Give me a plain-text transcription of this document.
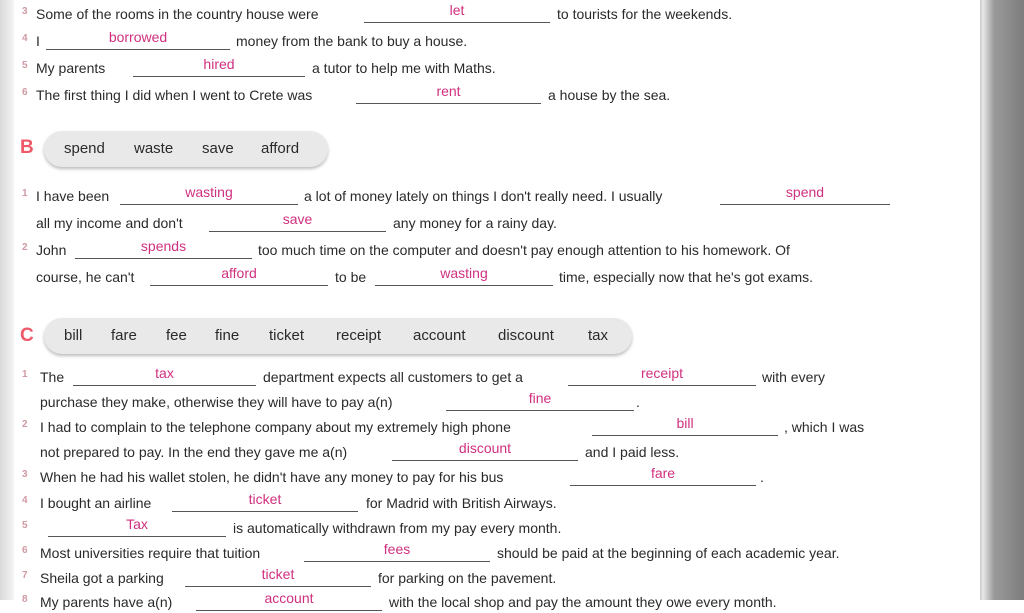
3 Some of the rooms in the country house were	let	to tourists for the weekends.
4 I	borrowed	money from the bank to buy a house.
5 My parents	hired	a tutor to help me with Maths.
6 The first thing I did when I went to Crete was	rent	a house by the sea.
B spend waste save afford
1 I have been	wasting	a lot of money lately on things I don't really need. I usually	spend
all my income and don't	save	any money for a rainy day.
2 John	spends	too much time on the computer and doesn't pay enough attention to his homework. Of
course, he can't	afford	to be	wasting	time, especially now that he's got exams.
C bill fare fee fine ticket receipt account discount tax
1 The	tax	department expects all customers to get a	receipt	with every
purchase they make, otherwise they will have to pay a(n)	fine	.
2 I had to complain to the telephone company about my extremely high phone	bill	, which I was
not prepared to pay. In the end they gave me a(n)	discount	and I paid less.
3 When he had his wallet stolen, he didn't have any money to pay for his bus	fare	.
4 I bought an airline	ticket	for Madrid with British Airways.
5	Tax	is automatically withdrawn from my pay every month.
6 Most universities require that tuition	fees	should be paid at the beginning of each academic year.
7 Sheila got a parking	ticket	for parking on the pavement.
8 My parents have a(n)	account	with the local shop and pay the amount they owe every month.
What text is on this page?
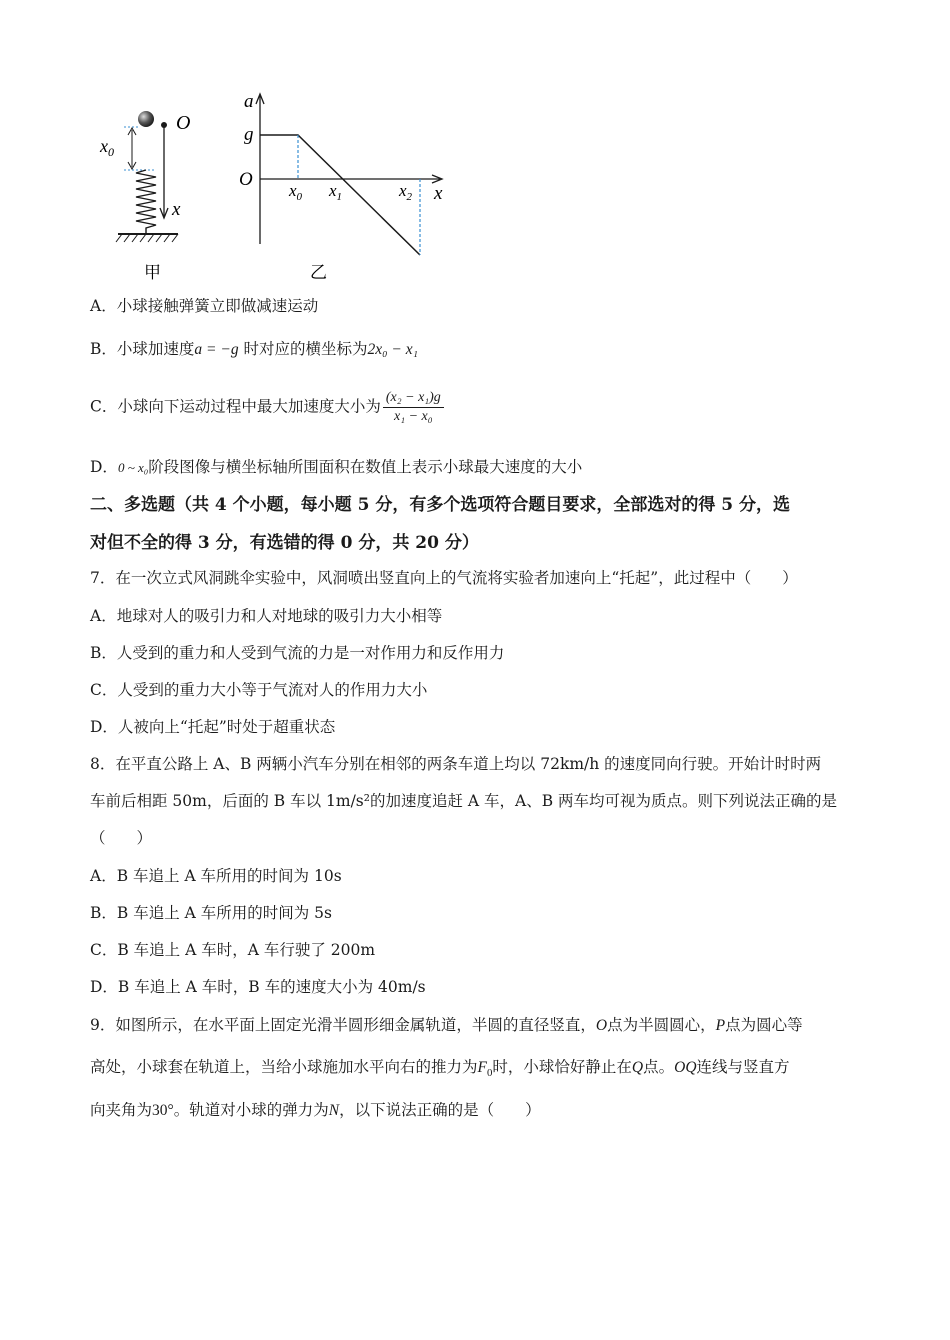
$x_0$
O
x
甲
a
g
O
x
$x_0$ $x_1$	$x_2$
乙
A．小球接触弹簧立即做减速运动
B．小球加速度a = −g 时对应的横坐标为2x₀ − x₁
C．小球向下运动过程中最大加速度大小为 $\frac{\text{(x₂ − x₁)g}}{\text{x₁ − x₀}}$
D．0 ~ x₀阶段图像与横坐标轴所围面积在数值上表示小球最大速度的大小
二、多选题（共 4 个小题，每小题 5 分，有多个选项符合题目要求，全部选对的得 5 分，选
对但不全的得 3 分，有选错的得 0 分，共 20 分）
7．在一次立式风洞跳伞实验中，风洞喷出竖直向上的气流将实验者加速向上“托起”，此过程中（　　）
A．地球对人的吸引力和人对地球的吸引力大小相等
B．人受到的重力和人受到气流的力是一对作用力和反作用力
C．人受到的重力大小等于气流对人的作用力大小
D．人被向上“托起”时处于超重状态
8．在平直公路上 A、B 两辆小汽车分别在相邻的两条车道上均以 72km/h 的速度同向行驶。开始计时时两
车前后相距 50m，后面的 B 车以 1m/s²的加速度追赶 A 车，A、B 两车均可视为质点。则下列说法正确的是
（　　）
A．B 车追上 A 车所用的时间为 10s
B．B 车追上 A 车所用的时间为 5s
C．B 车追上 A 车时，A 车行驶了 200m
D．B 车追上 A 车时，B 车的速度大小为 40m/s
9．如图所示，在水平面上固定光滑半圆形细金属轨道，半圆的直径竖直，O点为半圆圆心，P点为圆心等
高处，小球套在轨道上，当给小球施加水平向右的推力为$F_0$时，小球恰好静止在Q点。OQ连线与竖直方
向夹角为30°。轨道对小球的弹力为N，以下说法正确的是（　　）
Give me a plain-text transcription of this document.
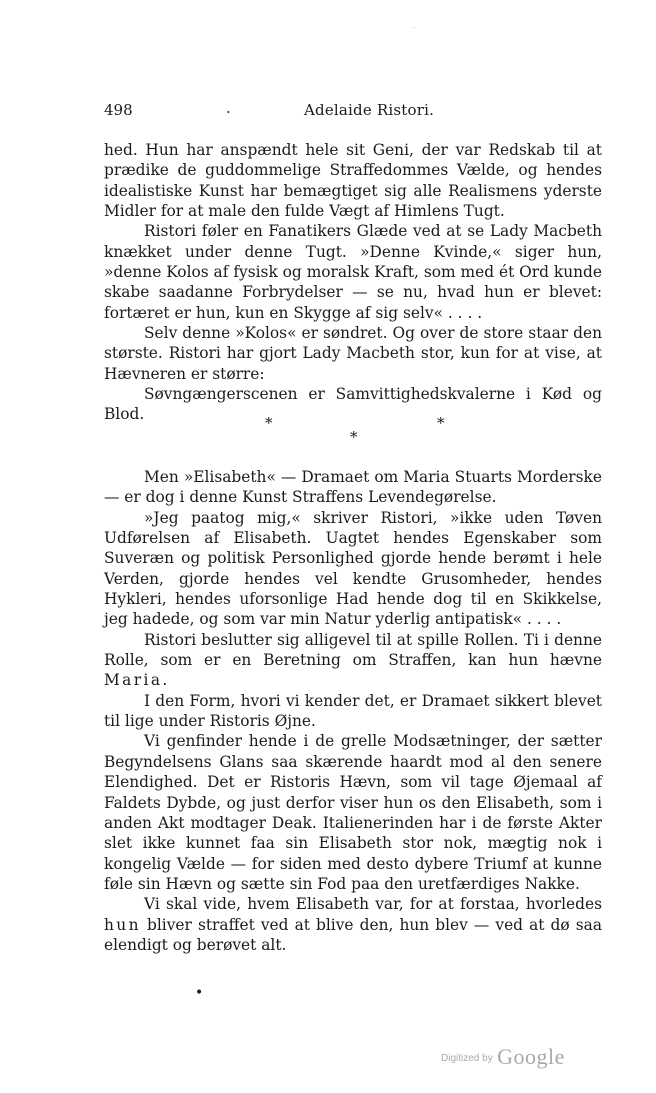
-
498	.	Adelaide Ristori.

hed. Hun har anspændt hele sit Geni, der var Redskab til at prædike de guddommelige Straffedommes Vælde, og hendes idealistiske Kunst har bemægtiget sig alle Realismens yderste Midler for at male den fulde Vægt af Himlens Tugt.

Ristori føler en Fanatikers Glæde ved at se Lady Macbeth knækket under denne Tugt. »Denne Kvinde,« siger hun, »denne Kolos af fysisk og moralsk Kraft, som med ét Ord kunde skabe saadanne Forbrydelser — se nu, hvad hun er blevet: fortæret er hun, kun en Skygge af sig selv« . . . .

Selv denne »Kolos« er søndret. Og over de store staar den største. Ristori har gjort Lady Macbeth stor, kun for at vise, at Hævneren er større:

Søvngængerscenen er Samvittighedskvalerne i Kød og Blod.	*	*
*

Men »Elisabeth« — Dramaet om Maria Stuarts Morderske — er dog i denne Kunst Straffens Levendegørelse.

»Jeg paatog mig,« skriver Ristori, »ikke uden Tøven Udførelsen af Elisabeth. Uagtet hendes Egenskaber som Suveræn og politisk Personlighed gjorde hende berømt i hele Verden, gjorde hendes vel kendte Grusomheder, hendes Hykleri, hendes uforsonlige Had hende dog til en Skikkelse, jeg hadede, og som var min Natur yderlig antipatisk« . . . .

Ristori beslutter sig alligevel til at spille Rollen. Ti i denne Rolle, som er en Beretning om Straffen, kan hun hævne Maria.

I den Form, hvori vi kender det, er Dramaet sikkert blevet til lige under Ristoris Øjne.

Vi genfinder hende i de grelle Modsætninger, der sætter Begyndelsens Glans saa skærende haardt mod al den senere Elendighed. Det er Ristoris Hævn, som vil tage Øjemaal af Faldets Dybde, og just derfor viser hun os den Elisabeth, som i anden Akt modtager Deak. Italienerinden har i de første Akter slet ikke kunnet faa sin Elisabeth stor nok, mægtig nok i kongelig Vælde — for siden med desto dybere Triumf at kunne føle sin Hævn og sætte sin Fod paa den uretfærdiges Nakke.

Vi skal vide, hvem Elisabeth var, for at forstaa, hvorledes hun bliver straffet ved at blive den, hun blev — ved at dø saa elendigt og berøvet alt.

•
Digitized by Google
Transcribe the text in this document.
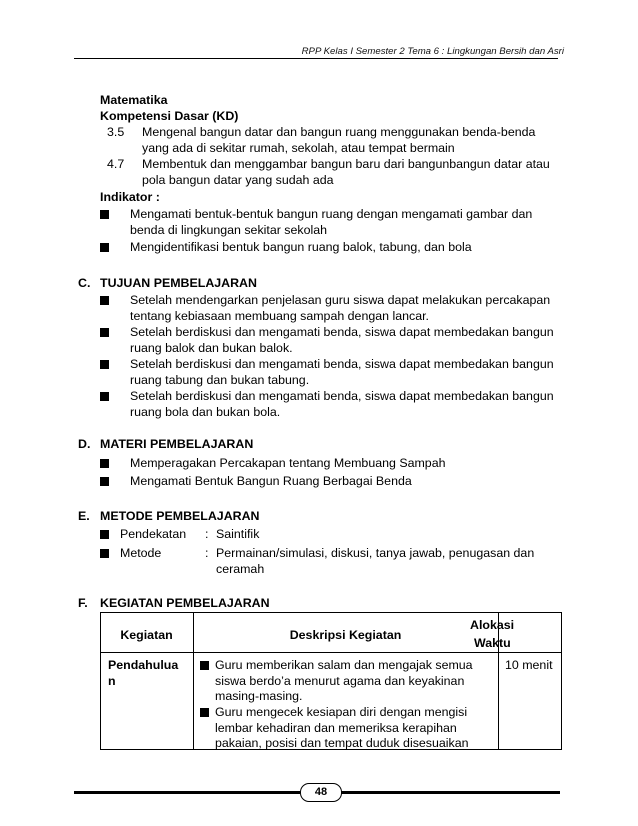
RPP Kelas I Semester 2 Tema 6 : Lingkungan Bersih dan Asri
Matematika
Kompetensi Dasar (KD)
3.5 Mengenal bangun datar dan bangun ruang menggunakan benda-benda
yang ada di sekitar rumah, sekolah, atau tempat bermain
4.7 Membentuk dan menggambar bangun baru dari bangunbangun datar atau
pola bangun datar yang sudah ada
Indikator :
Mengamati bentuk-bentuk bangun ruang dengan mengamati gambar dan
benda di lingkungan sekitar sekolah
Mengidentifikasi bentuk bangun ruang balok, tabung, dan bola
C. TUJUAN PEMBELAJARAN
Setelah mendengarkan penjelasan guru siswa dapat melakukan percakapan
tentang kebiasaan membuang sampah dengan lancar.
Setelah berdiskusi dan mengamati benda, siswa dapat membedakan bangun
ruang balok dan bukan balok.
Setelah berdiskusi dan mengamati benda, siswa dapat membedakan bangun
ruang tabung dan bukan tabung.
Setelah berdiskusi dan mengamati benda, siswa dapat membedakan bangun
ruang bola dan bukan bola.
D. MATERI PEMBELAJARAN
Memperagakan Percakapan tentang Membuang Sampah
Mengamati Bentuk Bangun Ruang Berbagai Benda
E. METODE PEMBELAJARAN
Pendekatan : Saintifik
Metode	: Permainan/simulasi, diskusi, tanya jawab, penugasan dan
ceramah
F. KEGIATAN PEMBELAJARAN
Kegiatan	Deskripsi Kegiatan
Alokasi
Waktu
Pendahulua
n
Guru memberikan salam dan mengajak semua
siswa berdo’a menurut agama dan keyakinan
masing-masing.
Guru mengecek kesiapan diri dengan mengisi
lembar kehadiran dan memeriksa kerapihan
pakaian, posisi dan tempat duduk disesuaikan
10 menit
48
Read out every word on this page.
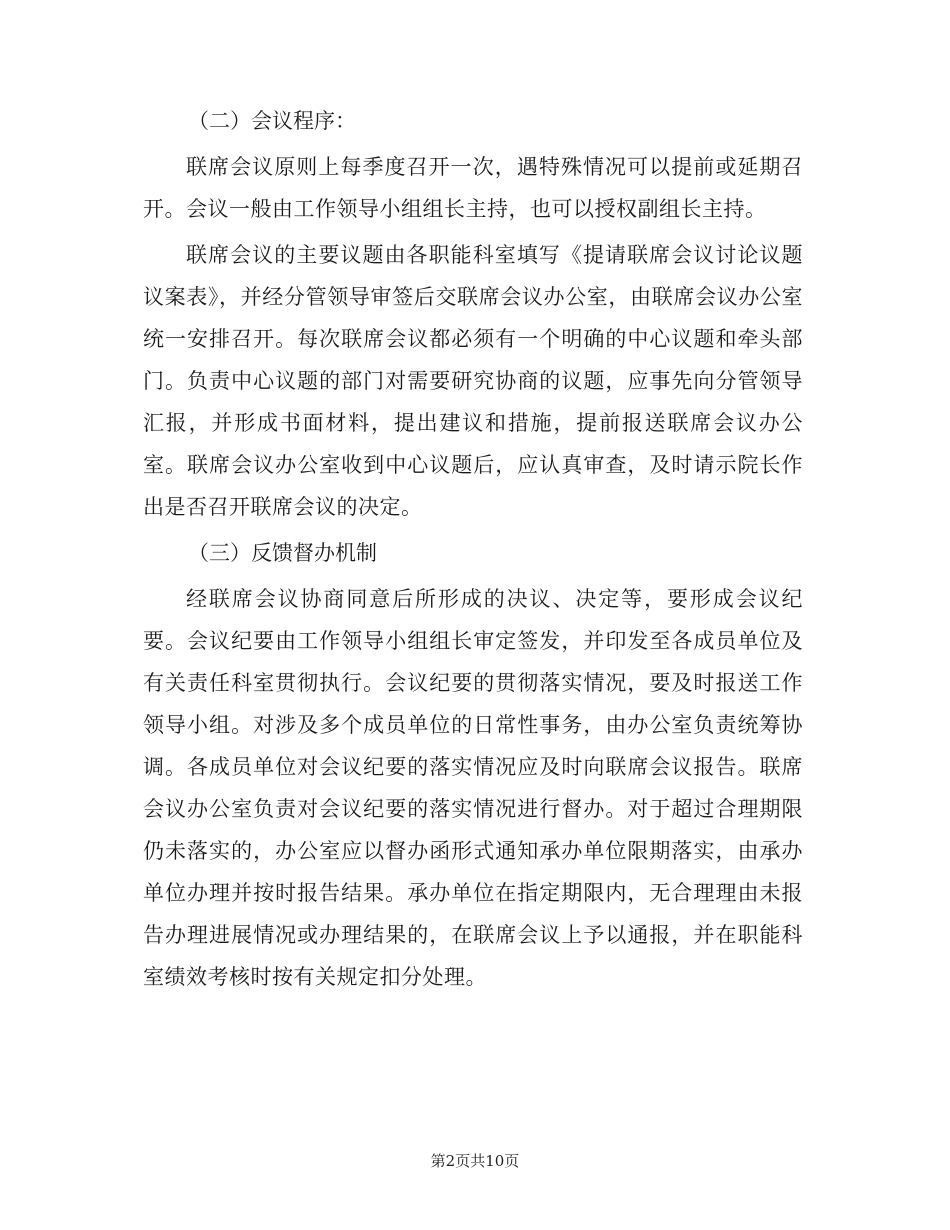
（二）会议程序：

联席会议原则上每季度召开一次，遇特殊情况可以提前或延期召开。会议一般由工作领导小组组长主持，也可以授权副组长主持。

联席会议的主要议题由各职能科室填写《提请联席会议讨论议题议案表》，并经分管领导审签后交联席会议办公室，由联席会议办公室统一安排召开。每次联席会议都必须有一个明确的中心议题和牵头部门。负责中心议题的部门对需要研究协商的议题，应事先向分管领导汇报，并形成书面材料，提出建议和措施，提前报送联席会议办公室。联席会议办公室收到中心议题后，应认真审查，及时请示院长作出是否召开联席会议的决定。

（三）反馈督办机制

经联席会议协商同意后所形成的决议、决定等，要形成会议纪要。会议纪要由工作领导小组组长审定签发，并印发至各成员单位及有关责任科室贯彻执行。会议纪要的贯彻落实情况，要及时报送工作领导小组。对涉及多个成员单位的日常性事务，由办公室负责统筹协调。各成员单位对会议纪要的落实情况应及时向联席会议报告。联席会议办公室负责对会议纪要的落实情况进行督办。对于超过合理期限仍未落实的，办公室应以督办函形式通知承办单位限期落实，由承办单位办理并按时报告结果。承办单位在指定期限内，无合理理由未报告办理进展情况或办理结果的，在联席会议上予以通报，并在职能科室绩效考核时按有关规定扣分处理。

第2页共10页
* * * *
Skip the pictures; extract only the lines from the line with "Read out every word on this page." through the final line of the material, exactly as they appear.

* _Final result_:
Read out every word on this page.
（二）会议程序：

联席会议原则上每季度召开一次，遇特殊情况可以提前或延期召开。会议一般由工作领导小组组长主持，也可以授权副组长主持。

联席会议的主要议题由各职能科室填写《提请联席会议讨论议题议案表》，并经分管领导审签后交联席会议办公室，由联席会议办公室统一安排召开。每次联席会议都必须有一个明确的中心议题和牵头部门。负责中心议题的部门对需要研究协商的议题，应事先向分管领导汇报，并形成书面材料，提出建议和措施，提前报送联席会议办公室。联席会议办公室收到中心议题后，应认真审查，及时请示院长作出是否召开联席会议的决定。

（三）反馈督办机制

经联席会议协商同意后所形成的决议、决定等，要形成会议纪要。会议纪要由工作领导小组组长审定签发，并印发至各成员单位及有关责任科室贯彻执行。会议纪要的贯彻落实情况，要及时报送工作领导小组。对涉及多个成员单位的日常性事务，由办公室负责统筹协调。各成员单位对会议纪要的落实情况应及时向联席会议报告。联席会议办公室负责对会议纪要的落实情况进行督办。对于超过合理期限仍未落实的，办公室应以督办函形式通知承办单位限期落实，由承办单位办理并按时报告结果。承办单位在指定期限内，无合理理由未报告办理进展情况或办理结果的，在联席会议上予以通报，并在职能科室绩效考核时按有关规定扣分处理。

第2页共10页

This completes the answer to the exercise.